=== Source passage ===
Is there a disadvantage to copying my file from mp3 to wav for TuneCore?
Yes. The file will become much larger with no increase in quality. It will increase to the size of a regular CD file but will still sound like a lossy MP3. If you are targeting iTunes then at some stage in the future it will need to be converted by smebody to the iTunes Store standard which is 256 k AAC. AAC is another lossy format and it will potentially undergo additional quality loss and sound worse than the original mp3 (another lossy format) which lost quality from the original sound.
Note: Certain sound formats such as MP3 and AAC are small because certain tricks were done to make the files smaller. In doing so some sound features are lost = lossy format, and every time you convert you lose more. Some formats reproduce the original CD quality = lossless. AIFF & WAV = lossless, MP3 and AAC = lossy. Going from lossy to lossless there is no loss but also no recovery of original loss made when producing the original lossy file.
By WAV they are specifying a format but are assuming you are getting your track off a CD with CD quality. Since this isn't your source quality then there's no point in using WAV. It would just be misleading since they would assume the WAV was from a CD, and any vendor would probably just re-encode it to some lossy format such as AAC or MP3 for selling anyway.

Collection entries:
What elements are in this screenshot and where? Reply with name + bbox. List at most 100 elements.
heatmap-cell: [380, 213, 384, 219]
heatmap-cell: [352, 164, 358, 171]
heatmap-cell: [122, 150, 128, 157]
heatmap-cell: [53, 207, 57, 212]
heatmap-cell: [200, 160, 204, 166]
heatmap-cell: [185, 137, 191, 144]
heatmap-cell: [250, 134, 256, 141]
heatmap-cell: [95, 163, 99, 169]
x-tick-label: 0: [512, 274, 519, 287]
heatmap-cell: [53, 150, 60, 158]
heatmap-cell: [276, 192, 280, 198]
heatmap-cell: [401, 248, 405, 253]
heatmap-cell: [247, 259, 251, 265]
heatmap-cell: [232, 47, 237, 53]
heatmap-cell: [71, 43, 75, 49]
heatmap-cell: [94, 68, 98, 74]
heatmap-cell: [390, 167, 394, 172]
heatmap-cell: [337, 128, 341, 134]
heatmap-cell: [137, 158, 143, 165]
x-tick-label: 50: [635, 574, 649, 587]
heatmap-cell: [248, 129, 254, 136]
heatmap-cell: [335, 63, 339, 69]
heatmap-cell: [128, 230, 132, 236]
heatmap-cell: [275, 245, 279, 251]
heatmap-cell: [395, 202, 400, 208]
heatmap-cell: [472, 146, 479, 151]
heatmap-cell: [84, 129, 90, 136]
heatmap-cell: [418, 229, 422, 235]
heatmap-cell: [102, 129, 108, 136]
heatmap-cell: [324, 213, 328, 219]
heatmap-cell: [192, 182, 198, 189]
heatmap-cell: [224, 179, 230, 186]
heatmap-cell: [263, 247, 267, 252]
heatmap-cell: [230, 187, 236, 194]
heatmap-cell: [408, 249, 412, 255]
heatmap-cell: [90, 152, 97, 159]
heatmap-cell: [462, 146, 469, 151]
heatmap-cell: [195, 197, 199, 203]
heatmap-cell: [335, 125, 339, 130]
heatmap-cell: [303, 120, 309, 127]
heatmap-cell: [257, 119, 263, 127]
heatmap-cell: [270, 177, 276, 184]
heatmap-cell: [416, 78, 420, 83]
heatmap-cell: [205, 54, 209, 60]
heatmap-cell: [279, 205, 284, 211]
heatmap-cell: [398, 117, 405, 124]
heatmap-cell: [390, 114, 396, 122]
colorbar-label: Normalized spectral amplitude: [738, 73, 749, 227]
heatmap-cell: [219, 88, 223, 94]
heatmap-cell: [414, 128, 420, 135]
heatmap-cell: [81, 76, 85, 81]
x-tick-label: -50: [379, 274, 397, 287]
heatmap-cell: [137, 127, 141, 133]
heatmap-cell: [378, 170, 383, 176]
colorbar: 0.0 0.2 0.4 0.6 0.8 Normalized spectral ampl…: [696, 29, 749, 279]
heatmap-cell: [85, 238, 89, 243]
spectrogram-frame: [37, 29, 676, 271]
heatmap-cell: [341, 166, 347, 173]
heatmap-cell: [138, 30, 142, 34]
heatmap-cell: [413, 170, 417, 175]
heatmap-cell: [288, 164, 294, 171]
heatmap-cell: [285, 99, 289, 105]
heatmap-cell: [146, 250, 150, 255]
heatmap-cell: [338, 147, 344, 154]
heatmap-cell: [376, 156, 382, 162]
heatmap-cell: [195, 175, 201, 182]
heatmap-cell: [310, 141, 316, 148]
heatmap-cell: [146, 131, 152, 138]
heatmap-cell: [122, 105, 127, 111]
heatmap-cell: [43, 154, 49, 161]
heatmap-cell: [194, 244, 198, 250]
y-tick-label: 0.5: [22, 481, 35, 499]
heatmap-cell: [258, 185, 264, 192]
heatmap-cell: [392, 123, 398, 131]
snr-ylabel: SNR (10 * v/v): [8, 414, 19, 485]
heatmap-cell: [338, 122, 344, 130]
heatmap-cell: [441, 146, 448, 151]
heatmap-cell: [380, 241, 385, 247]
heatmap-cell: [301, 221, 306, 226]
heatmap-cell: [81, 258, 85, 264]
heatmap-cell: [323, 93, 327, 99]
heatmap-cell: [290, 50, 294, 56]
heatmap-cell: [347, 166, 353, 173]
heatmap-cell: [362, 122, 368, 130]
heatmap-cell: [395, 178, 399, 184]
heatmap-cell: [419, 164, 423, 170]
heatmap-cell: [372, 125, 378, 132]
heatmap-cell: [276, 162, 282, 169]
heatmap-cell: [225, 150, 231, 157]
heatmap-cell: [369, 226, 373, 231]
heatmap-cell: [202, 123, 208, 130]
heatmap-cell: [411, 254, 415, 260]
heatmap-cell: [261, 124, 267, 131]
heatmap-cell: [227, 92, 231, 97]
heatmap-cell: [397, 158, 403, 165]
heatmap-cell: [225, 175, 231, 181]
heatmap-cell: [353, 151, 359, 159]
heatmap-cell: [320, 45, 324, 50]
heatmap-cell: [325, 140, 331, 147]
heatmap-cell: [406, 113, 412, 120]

=== What needs to be done ===
Go on with the text about converting an MP3 to WAV for TuneCore, starting right after its last sentence.

=== Result for this exercise ===
I don't know iPods. I don't know if they can record in full-auality AIFF or, as I suspect is more likely, they record in some compressed format (AAC, MP3). If it was there as AIFF then you can do a direct AIFF to WAV encode to make TuneCore happy and no quality loss.
Anyway, I'd really look into getting a high quality copy of your track if you're trying to market this.
On TuneCore. I don't know. When I started typing TuneCore into my search engine it started autofilling the line and the second item on the list was "TuneScore scam". Obviously there are some unhappy people out there, but I'll leave you to read those.